Find the lines that contain the word "What" and copy each one.
-- START OF INPUT MATERIAL --
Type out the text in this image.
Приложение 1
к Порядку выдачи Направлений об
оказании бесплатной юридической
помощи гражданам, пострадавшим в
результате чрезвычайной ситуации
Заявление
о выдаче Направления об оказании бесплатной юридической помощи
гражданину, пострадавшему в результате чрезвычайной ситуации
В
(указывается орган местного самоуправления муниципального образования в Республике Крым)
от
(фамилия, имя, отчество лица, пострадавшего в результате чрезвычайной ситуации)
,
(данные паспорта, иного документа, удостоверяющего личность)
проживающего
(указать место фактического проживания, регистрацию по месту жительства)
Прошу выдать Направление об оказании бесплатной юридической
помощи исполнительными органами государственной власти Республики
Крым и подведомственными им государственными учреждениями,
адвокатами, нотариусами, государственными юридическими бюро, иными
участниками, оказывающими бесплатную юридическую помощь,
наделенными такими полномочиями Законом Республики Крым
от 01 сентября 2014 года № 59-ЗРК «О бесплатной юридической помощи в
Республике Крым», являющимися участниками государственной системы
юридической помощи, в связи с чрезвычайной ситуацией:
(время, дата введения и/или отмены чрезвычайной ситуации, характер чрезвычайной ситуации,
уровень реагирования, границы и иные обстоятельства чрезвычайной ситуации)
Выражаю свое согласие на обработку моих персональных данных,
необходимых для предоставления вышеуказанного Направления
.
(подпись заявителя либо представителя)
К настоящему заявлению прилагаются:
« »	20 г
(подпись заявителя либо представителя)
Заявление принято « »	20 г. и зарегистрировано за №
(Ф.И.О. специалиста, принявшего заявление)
-- END OF INPUT MATERIAL --
-- START OF INPUT MATERIAL --
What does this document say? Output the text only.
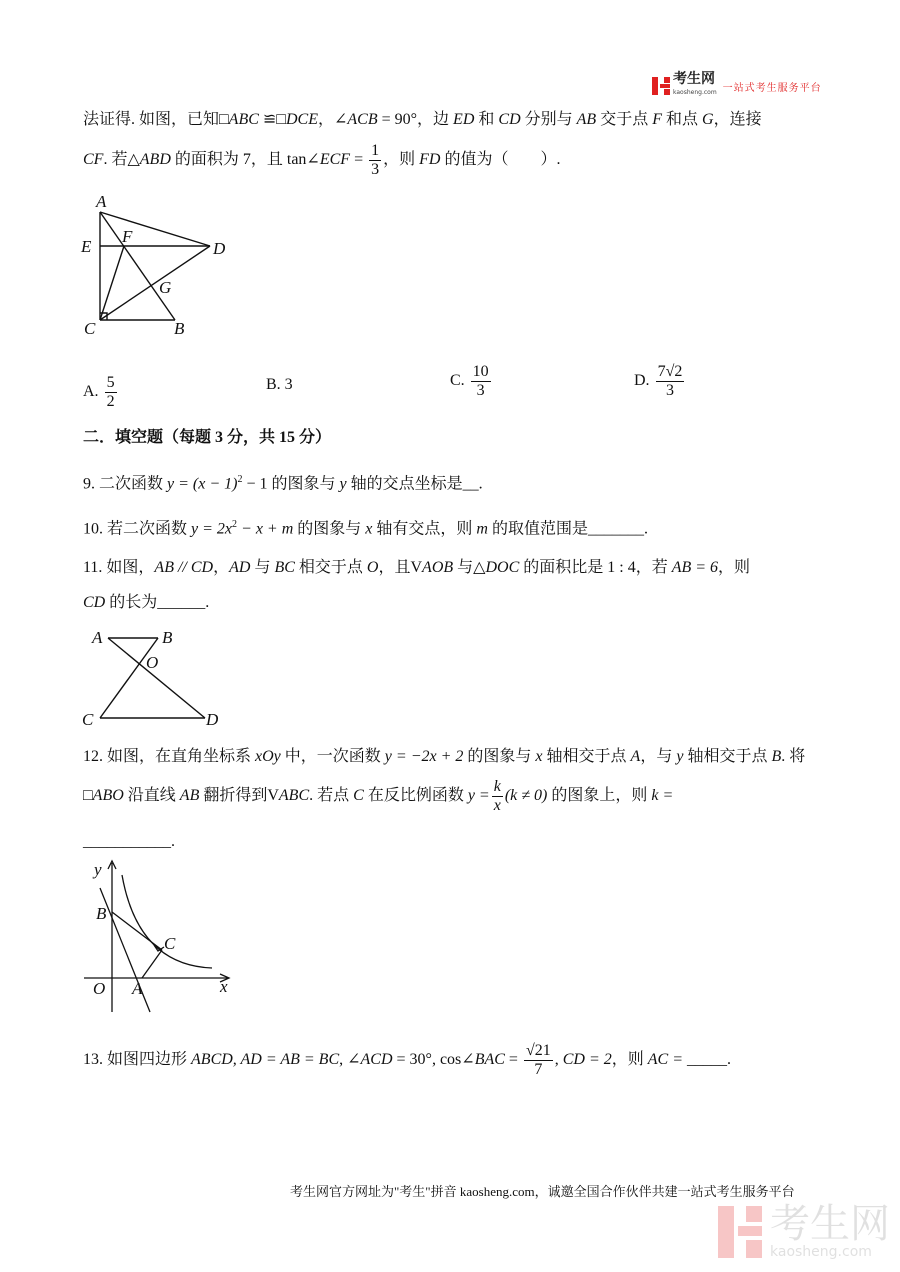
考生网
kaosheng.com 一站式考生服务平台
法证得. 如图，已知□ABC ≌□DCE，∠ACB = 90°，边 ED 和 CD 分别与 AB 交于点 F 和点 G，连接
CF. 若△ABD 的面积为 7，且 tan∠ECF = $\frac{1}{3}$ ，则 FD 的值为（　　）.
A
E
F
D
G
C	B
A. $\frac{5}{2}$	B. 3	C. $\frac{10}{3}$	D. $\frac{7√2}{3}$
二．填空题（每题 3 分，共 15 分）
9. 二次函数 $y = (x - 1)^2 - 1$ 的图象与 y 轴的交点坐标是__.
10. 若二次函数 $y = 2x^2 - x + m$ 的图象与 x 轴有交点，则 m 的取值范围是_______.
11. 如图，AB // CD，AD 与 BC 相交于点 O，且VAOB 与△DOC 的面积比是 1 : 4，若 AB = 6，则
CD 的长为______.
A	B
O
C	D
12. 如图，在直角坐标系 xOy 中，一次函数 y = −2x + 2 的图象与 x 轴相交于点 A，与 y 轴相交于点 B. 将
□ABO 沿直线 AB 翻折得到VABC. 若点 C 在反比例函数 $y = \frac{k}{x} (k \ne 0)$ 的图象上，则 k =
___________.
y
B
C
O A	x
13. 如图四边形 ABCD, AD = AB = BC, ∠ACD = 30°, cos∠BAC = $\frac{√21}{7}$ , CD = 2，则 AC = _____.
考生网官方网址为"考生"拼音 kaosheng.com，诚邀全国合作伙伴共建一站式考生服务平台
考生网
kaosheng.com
-- END OF INPUT MATERIAL --
-- START OF INPUT MATERIAL --
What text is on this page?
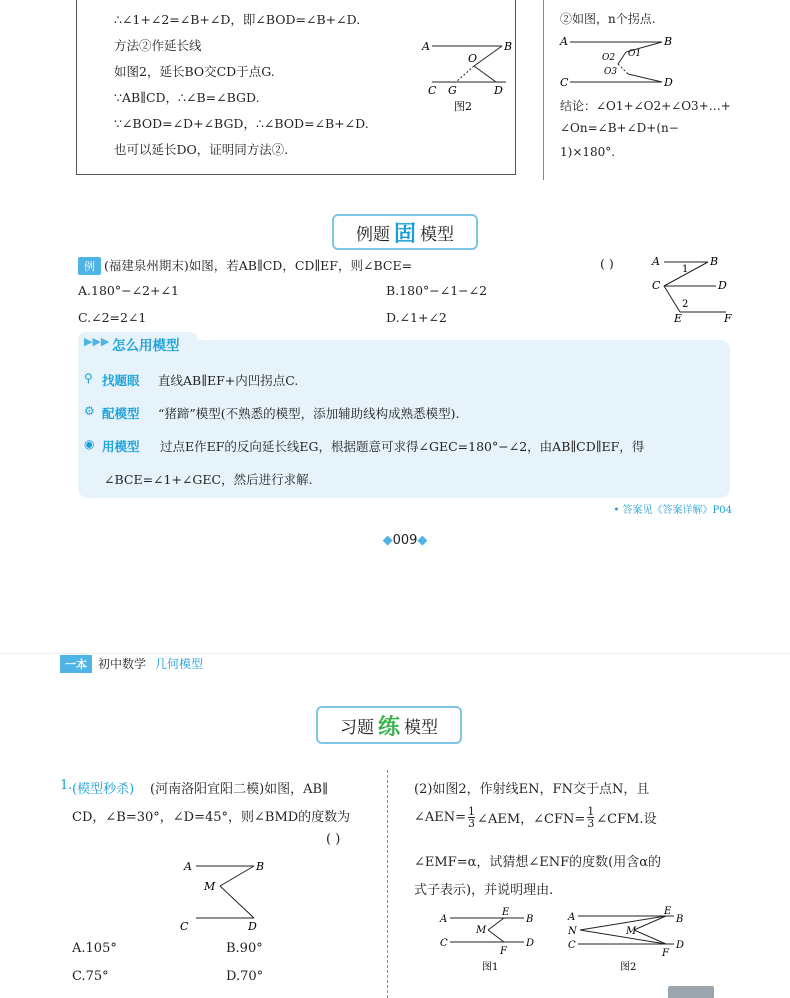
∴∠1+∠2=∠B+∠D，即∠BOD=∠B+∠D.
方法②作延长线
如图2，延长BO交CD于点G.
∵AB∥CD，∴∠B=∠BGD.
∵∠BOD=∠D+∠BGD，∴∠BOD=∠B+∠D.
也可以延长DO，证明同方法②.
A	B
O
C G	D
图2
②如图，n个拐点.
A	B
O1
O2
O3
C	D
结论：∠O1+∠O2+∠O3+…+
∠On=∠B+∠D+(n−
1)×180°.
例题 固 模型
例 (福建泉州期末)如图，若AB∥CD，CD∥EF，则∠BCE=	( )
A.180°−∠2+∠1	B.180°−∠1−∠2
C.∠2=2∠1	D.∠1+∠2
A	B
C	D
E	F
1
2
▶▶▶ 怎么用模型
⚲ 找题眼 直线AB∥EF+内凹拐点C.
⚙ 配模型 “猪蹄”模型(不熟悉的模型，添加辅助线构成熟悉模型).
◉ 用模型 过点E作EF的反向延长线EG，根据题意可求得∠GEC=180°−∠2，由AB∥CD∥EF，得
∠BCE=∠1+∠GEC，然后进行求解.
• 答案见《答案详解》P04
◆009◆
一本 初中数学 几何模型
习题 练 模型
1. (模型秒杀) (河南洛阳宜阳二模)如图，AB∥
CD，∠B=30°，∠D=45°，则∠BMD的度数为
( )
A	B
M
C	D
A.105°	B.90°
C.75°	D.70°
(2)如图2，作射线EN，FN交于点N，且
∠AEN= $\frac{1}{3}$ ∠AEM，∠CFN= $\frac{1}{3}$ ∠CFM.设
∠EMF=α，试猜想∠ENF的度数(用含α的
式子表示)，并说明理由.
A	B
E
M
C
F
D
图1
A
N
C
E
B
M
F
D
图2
-- END OF INPUT MATERIAL --
### SOLUTION
What does this document say? Output the text only.
What text is on this page?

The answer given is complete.